Dall’altro lato, c’è il tema del collezionare memorie, proprie e altrui, con l’obiettivo di costruire ed evocare pensieri, ricordi e sensazioni. Le stanze della sua abitazione di Provvidenza, che Elia ha trasformato in luogo colmo di ricordi e reliquie recuperati in giro per il paese, sono chiuse con un lucchetto, ne è precluso l’accesso a chiunque. Verranno aperte solo alla fine del film, quando i pochi amici e altri compaesani, cercando il protagonista scomparso, ritroveranno in esse oggetti del proprio quotidiano: lo skateboard di un figlio mancato durante il sisma, gli occhiali da vista indossati da bambino, i disegni dei bimbi della scuola dedicati alle maestre, un souvenir con un pesce musicale che si contorce.
Elia ha riscostruito nella sua casa una parte di Provvidenza, ha conservato, oltre ai suoi, oggetti che parlano di altre persone, delle loro storie ed esistenze [7]. Analogamente ai musei, anche alcune collezioni private sono in grado di divenire luogo di accoglienza, dialogo ed esperienza. Come accade nei tanti musei etnografici presenti soprattutto nei piccoli paesi come Provvidenza, dove «la sostanza dialogica, là dove memoria, cose e spazio delineano i labirinti e i percorsi dell’incontro con la “complessità del mondo”, non può che indirizzare il pubblico ad una esperienza che, non essendo quella esclusiva del mero guardare, sia carica di quei valori educativi e relazionali propri del viaggiare»[8] (Turci 2019: 51).

CONSEGNA 1 —
Secondo l'articolo, quando verranno aperte le stanze chiuse con il lucchetto nella casa di Elia?
L'articolo e le righe non hanno alcun legame tra loro.

[Dati sulla disposizione spaziale]
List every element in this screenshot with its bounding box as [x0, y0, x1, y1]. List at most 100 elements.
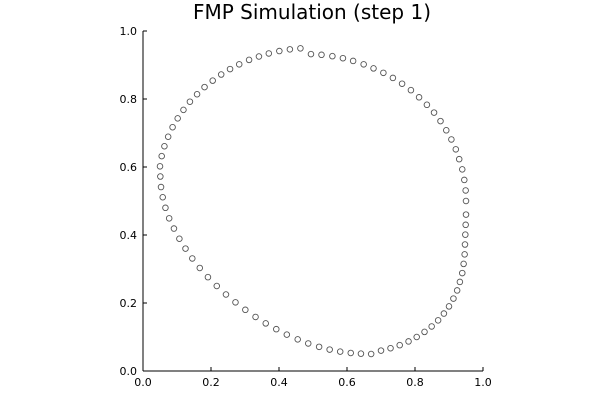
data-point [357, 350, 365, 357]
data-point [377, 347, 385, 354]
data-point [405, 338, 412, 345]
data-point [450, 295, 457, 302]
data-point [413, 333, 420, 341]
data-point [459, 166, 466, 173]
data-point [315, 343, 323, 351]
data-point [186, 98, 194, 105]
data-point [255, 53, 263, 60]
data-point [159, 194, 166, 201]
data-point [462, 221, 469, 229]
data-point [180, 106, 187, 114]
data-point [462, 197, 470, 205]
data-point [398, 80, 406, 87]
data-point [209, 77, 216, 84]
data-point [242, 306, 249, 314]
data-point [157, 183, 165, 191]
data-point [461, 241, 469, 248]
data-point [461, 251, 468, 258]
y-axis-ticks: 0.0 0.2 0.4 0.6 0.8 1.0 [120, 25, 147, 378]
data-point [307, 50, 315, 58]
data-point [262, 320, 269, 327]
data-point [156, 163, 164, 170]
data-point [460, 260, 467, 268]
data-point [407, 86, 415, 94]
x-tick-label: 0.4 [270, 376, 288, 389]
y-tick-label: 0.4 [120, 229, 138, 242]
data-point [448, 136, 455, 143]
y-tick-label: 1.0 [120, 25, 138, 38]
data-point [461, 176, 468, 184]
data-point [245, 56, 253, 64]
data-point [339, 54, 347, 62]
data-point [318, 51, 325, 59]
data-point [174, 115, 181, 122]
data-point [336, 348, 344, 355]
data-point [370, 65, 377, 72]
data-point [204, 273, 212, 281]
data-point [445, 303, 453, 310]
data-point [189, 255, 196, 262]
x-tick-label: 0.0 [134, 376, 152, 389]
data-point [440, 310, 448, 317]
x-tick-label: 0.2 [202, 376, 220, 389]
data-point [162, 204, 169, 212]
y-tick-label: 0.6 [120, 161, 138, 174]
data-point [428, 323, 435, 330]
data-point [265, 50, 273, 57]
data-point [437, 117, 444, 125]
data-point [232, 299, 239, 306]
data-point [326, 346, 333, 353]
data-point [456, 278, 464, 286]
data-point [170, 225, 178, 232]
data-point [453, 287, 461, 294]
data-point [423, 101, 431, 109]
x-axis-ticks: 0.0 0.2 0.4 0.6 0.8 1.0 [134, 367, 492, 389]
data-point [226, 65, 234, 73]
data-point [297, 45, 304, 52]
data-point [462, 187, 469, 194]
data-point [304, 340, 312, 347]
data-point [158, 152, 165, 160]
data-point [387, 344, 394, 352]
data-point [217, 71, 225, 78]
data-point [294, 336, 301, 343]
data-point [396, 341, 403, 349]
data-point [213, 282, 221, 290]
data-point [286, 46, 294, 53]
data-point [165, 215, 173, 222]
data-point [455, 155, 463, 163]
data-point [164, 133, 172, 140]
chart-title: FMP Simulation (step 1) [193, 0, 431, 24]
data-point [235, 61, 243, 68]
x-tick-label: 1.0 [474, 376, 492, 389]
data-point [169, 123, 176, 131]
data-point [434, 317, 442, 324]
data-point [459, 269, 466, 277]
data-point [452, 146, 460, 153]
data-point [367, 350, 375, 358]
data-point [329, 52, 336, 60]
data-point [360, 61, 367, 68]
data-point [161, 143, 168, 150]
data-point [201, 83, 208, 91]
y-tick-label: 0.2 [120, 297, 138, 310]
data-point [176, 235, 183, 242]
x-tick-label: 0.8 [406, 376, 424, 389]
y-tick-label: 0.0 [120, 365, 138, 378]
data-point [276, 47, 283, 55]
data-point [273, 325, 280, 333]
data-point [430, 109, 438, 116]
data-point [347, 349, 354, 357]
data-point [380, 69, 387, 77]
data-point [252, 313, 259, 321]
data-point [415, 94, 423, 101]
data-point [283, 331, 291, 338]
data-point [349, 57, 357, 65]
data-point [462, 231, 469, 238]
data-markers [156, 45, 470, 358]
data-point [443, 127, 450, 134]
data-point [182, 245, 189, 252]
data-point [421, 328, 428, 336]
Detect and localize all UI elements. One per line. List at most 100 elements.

CONSEGNA 2 —
Estrai dalle righe, senza alcuna modifica, il tratto che parte dalla riga contenente "data-point [357, 350, 365, 357]" e si chiude con la riga contenente "data-point [189, 255, 196, 262]", includendo entrambe.

RISPOSTA CORRETTA 1 —
Solo alla fine del film, quando i pochi amici e altri compaesani cercheranno il protagonista scomparso.

RISPOSTA CORRETTA 2 —
data-point [357, 350, 365, 357]
data-point [377, 347, 385, 354]
data-point [405, 338, 412, 345]
data-point [450, 295, 457, 302]
data-point [413, 333, 420, 341]
data-point [459, 166, 466, 173]
data-point [315, 343, 323, 351]
data-point [186, 98, 194, 105]
data-point [255, 53, 263, 60]
data-point [159, 194, 166, 201]
data-point [462, 221, 469, 229]
data-point [180, 106, 187, 114]
data-point [462, 197, 470, 205]
data-point [398, 80, 406, 87]
data-point [209, 77, 216, 84]
data-point [242, 306, 249, 314]
data-point [157, 183, 165, 191]
data-point [461, 241, 469, 248]
data-point [461, 251, 468, 258]
y-axis-ticks: 0.0 0.2 0.4 0.6 0.8 1.0 [120, 25, 147, 378]
data-point [307, 50, 315, 58]
data-point [262, 320, 269, 327]
data-point [156, 163, 164, 170]
data-point [460, 260, 467, 268]
data-point [407, 86, 415, 94]
x-tick-label: 0.4 [270, 376, 288, 389]
y-tick-label: 0.4 [120, 229, 138, 242]
data-point [448, 136, 455, 143]
y-tick-label: 1.0 [120, 25, 138, 38]
data-point [461, 176, 468, 184]
data-point [245, 56, 253, 64]
data-point [339, 54, 347, 62]
data-point [318, 51, 325, 59]
data-point [174, 115, 181, 122]
data-point [336, 348, 344, 355]
data-point [370, 65, 377, 72]
data-point [204, 273, 212, 281]
data-point [445, 303, 453, 310]
data-point [189, 255, 196, 262]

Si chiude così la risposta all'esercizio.